_Text excerpt:_
■ ■ ■ ■
27.08.2010 - 03.09.2010 24 °C
Finally back on land and sitting in an atrium of our converted hacienda hotel, high in the Andean Mountains in Quito. Haven’t got my land legs back though. Periodically losing your balance when you move without thinking, or feeling the room sway while you are sitting, is a little disconcerting, not to mention very strange looking! Pretty sure people think we have had one too many cervezas! There is a wonderful thunder and lightning show going on outside and I thankfully have my pashminas doubled up. The changes in climate and temperature on this trip could not get more varied.
Sorry for the large post, but strangely, cruising around the middle of nowhere on the equatorial Pacific Ocean didn’t allow for easy internet access, so, this will be a combined update of our adventures in the Galapagos, or as we all referred to it, Paradise.
There was no easing into our adventures in Paradise. We flew into the island of San Cristobel by late morning and had our first sea lion encounter. A youngster greeting our group on the gangplank as we boarded the zodiac to take us to our boat, La Pinta. Of the 50-passenger capacity, we are a group of about 17 as the high tourist season winds down. Awesome! Carlos, one of our 2 naturalists, welcomed us aboard and after lunch, we had our orientation, info on how to jump ship in an emergency, and our instructions for the dry and wet landings into and out of the zodiac. Then came the hilarious kitting out of wet suits, snorkel and fins – just have to say, wet suits, not my best look :-)
Once that was taken care of, we were off for our first excursion, a trip to a bay off San Cristobal. Where we donned the beautiful wetsuit attire and entered the water. It was our first wet landing too, which just means jumping out of the zodiac into the ocean and wading ashore, trying not to get knocked over by waves, and trying not to notice how cold the water was that we were about to snorkel in.
A small herd of sea lions were on the beach and you can’t believe how close they let you come to them – seemingly oblivious. The whole of the islands are like this. Life is very hard on the for species to survive and the remoteness and isolation means that the only animals to make it there and adapt were reptiles, birds and seals. There are no land predators to speak of, so they are completely unafraid. I’ve never seen anything like it. Beautiful and strange birds nesting right by the paths you’re hiking through, going about their daily routines without a care and totally dismissive of the tourists gawking and taking pictures. It helps a lot that the government does a really good job of managing this special ecological resource. The numbers of visitors are strictly controlled, the routes taken carefully managed and well-trained naturalists are always present. First and foremost is the preservation of this singularly unique habitat. Only 3% of the islands are populated, the rest designated preserved parklands.
■ ■ ■ ■
_Data records:_
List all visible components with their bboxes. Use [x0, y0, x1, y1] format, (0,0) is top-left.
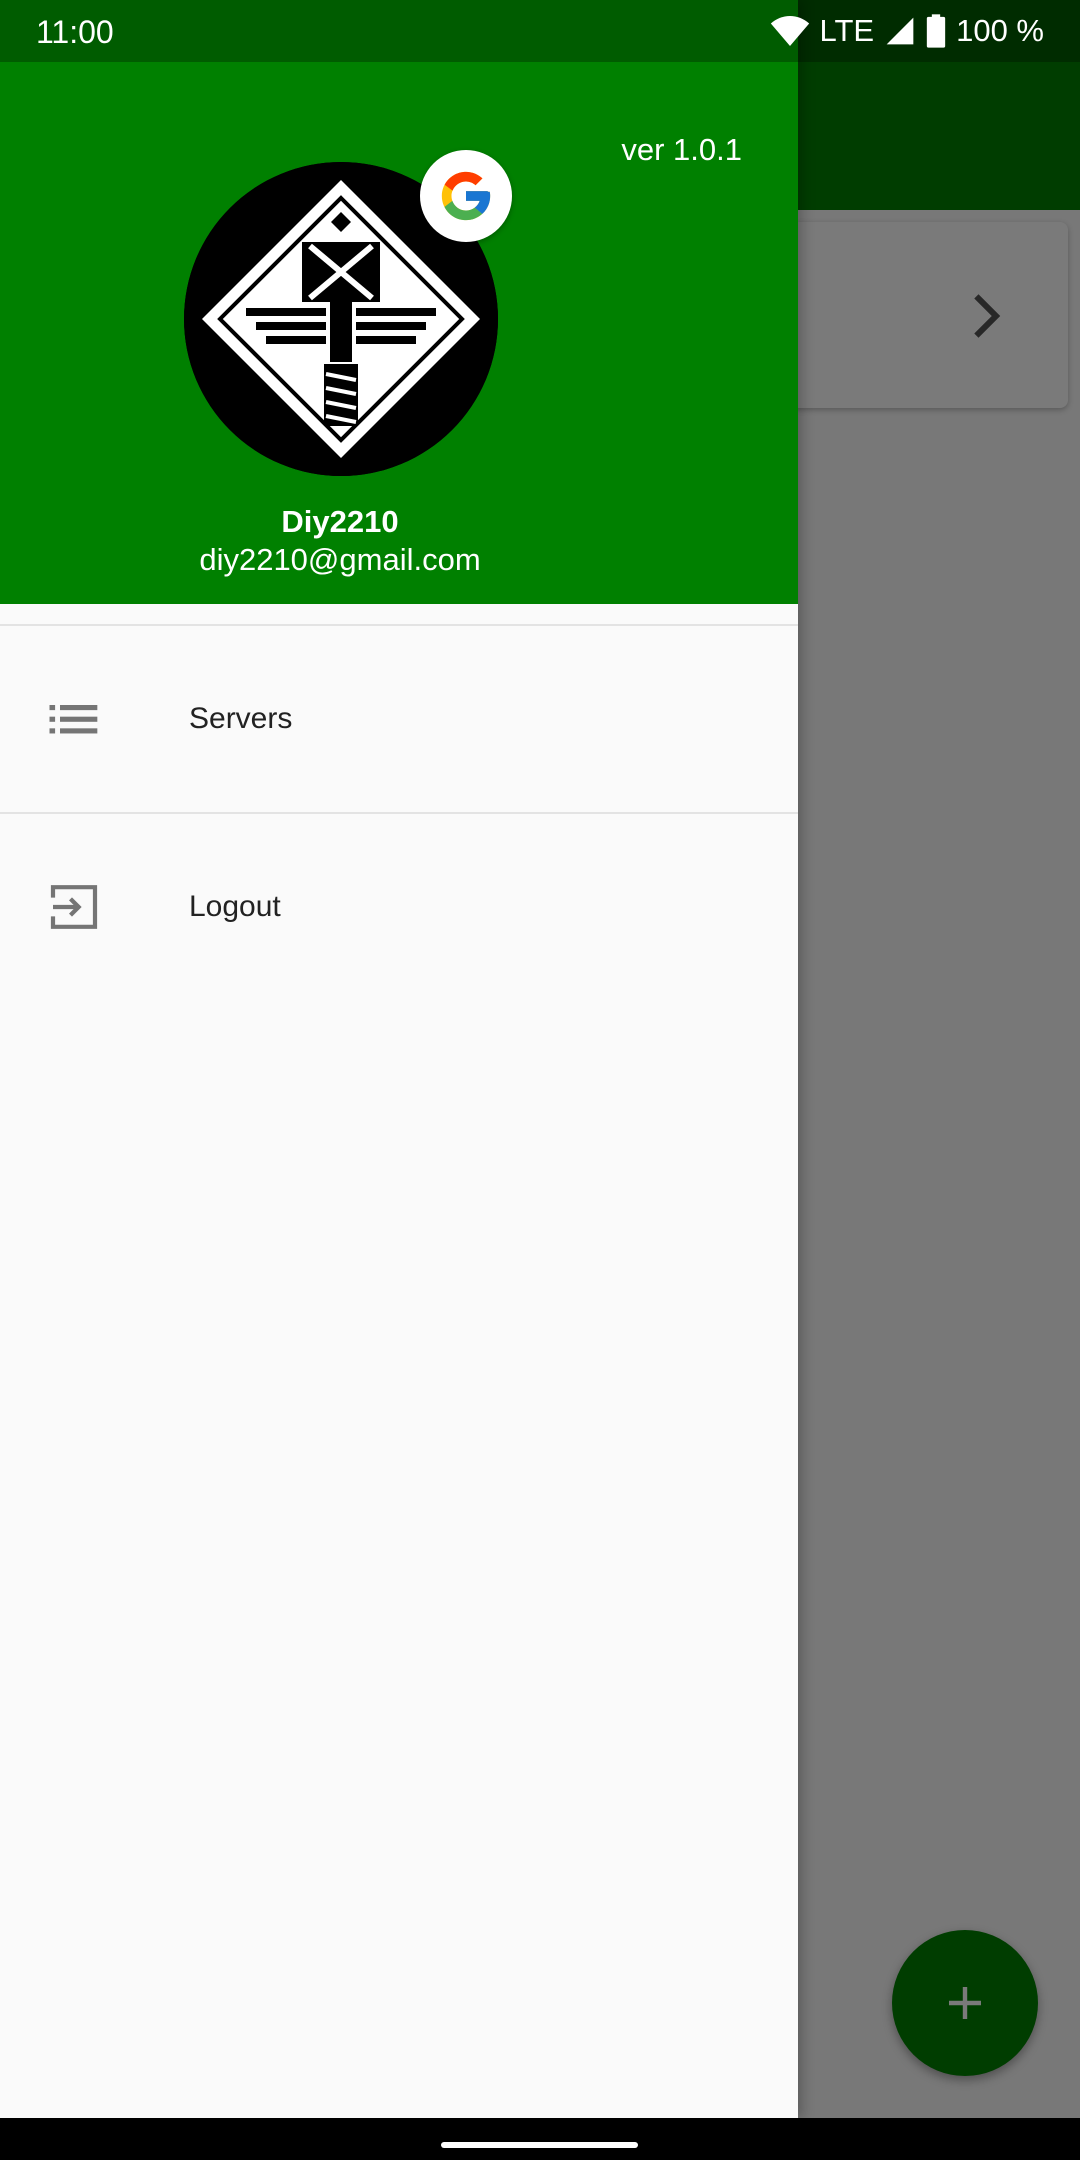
network-type: LTE: [819, 13, 875, 48]
nav-item-logout[interactable]: Logout: [0, 814, 798, 1000]
user-email: diy2210@gmail.com: [199, 542, 481, 577]
system-nav-bar: [0, 2118, 1080, 2160]
battery-level: 100 %: [956, 13, 1044, 48]
screen: 11:00 LTE 100 % ver 1.0.1 Diy2210 diy221…: [0, 0, 1080, 2160]
status-time: 11:00: [36, 14, 114, 50]
status-indicators: LTE 100 %: [770, 11, 1044, 51]
nav-item-label: Logout: [189, 890, 281, 923]
app-version: ver 1.0.1: [621, 132, 742, 167]
wifi-icon: [770, 16, 809, 46]
nav-item-label: Servers: [189, 702, 293, 735]
user-name: Diy2210: [281, 504, 399, 539]
battery-icon: [926, 14, 946, 48]
nav-item-servers[interactable]: Servers: [0, 626, 798, 812]
signal-icon: [886, 17, 914, 45]
home-gesture-handle[interactable]: [441, 2142, 638, 2148]
logout-icon: [50, 885, 98, 929]
list-icon: [49, 705, 98, 734]
google-icon: [441, 171, 491, 221]
google-badge: [420, 150, 512, 242]
drawer-header: ver 1.0.1 Diy2210 diy2210@gmail.com: [0, 0, 798, 604]
status-bar: 11:00 LTE 100 %: [0, 0, 1080, 62]
navigation-drawer: ver 1.0.1 Diy2210 diy2210@gmail.com Serv…: [0, 0, 798, 2118]
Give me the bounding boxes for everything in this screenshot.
■ ■ ■ ■
_What to do:_
(1) Copy the passage of the Galapagos travel post between "Once that was" and "to snorkel in.", inclusive, word for word.
(2) Repeat the rows between the lines holding "network-type: LTE: [819, 13, 875, 48]" and "nav-item-label: Logout: [189, 890, 281, 923]", inclusive, without any change.
The Galapagos travel post and the rows are unrelated pieces of material.

_Answers provided:_
(1)
Once that was taken care of, we were off for our first excursion, a trip to a bay off San Cristobal. Where we donned the beautiful wetsuit attire and entered the water. It was our first wet landing too, which just means jumping out of the zodiac into the ocean and wading ashore, trying not to get knocked over by waves, and trying not to notice how cold the water was that we were about to snorkel in.

(2)
network-type: LTE: [819, 13, 875, 48]
nav-item-logout[interactable]: Logout: [0, 814, 798, 1000]
user-email: diy2210@gmail.com: [199, 542, 481, 577]
system-nav-bar: [0, 2118, 1080, 2160]
battery-level: 100 %: [956, 13, 1044, 48]
screen: 11:00 LTE 100 % ver 1.0.1 Diy2210 diy221…: [0, 0, 1080, 2160]
status-time: 11:00: [36, 14, 114, 50]
status-indicators: LTE 100 %: [770, 11, 1044, 51]
nav-item-label: Logout: [189, 890, 281, 923]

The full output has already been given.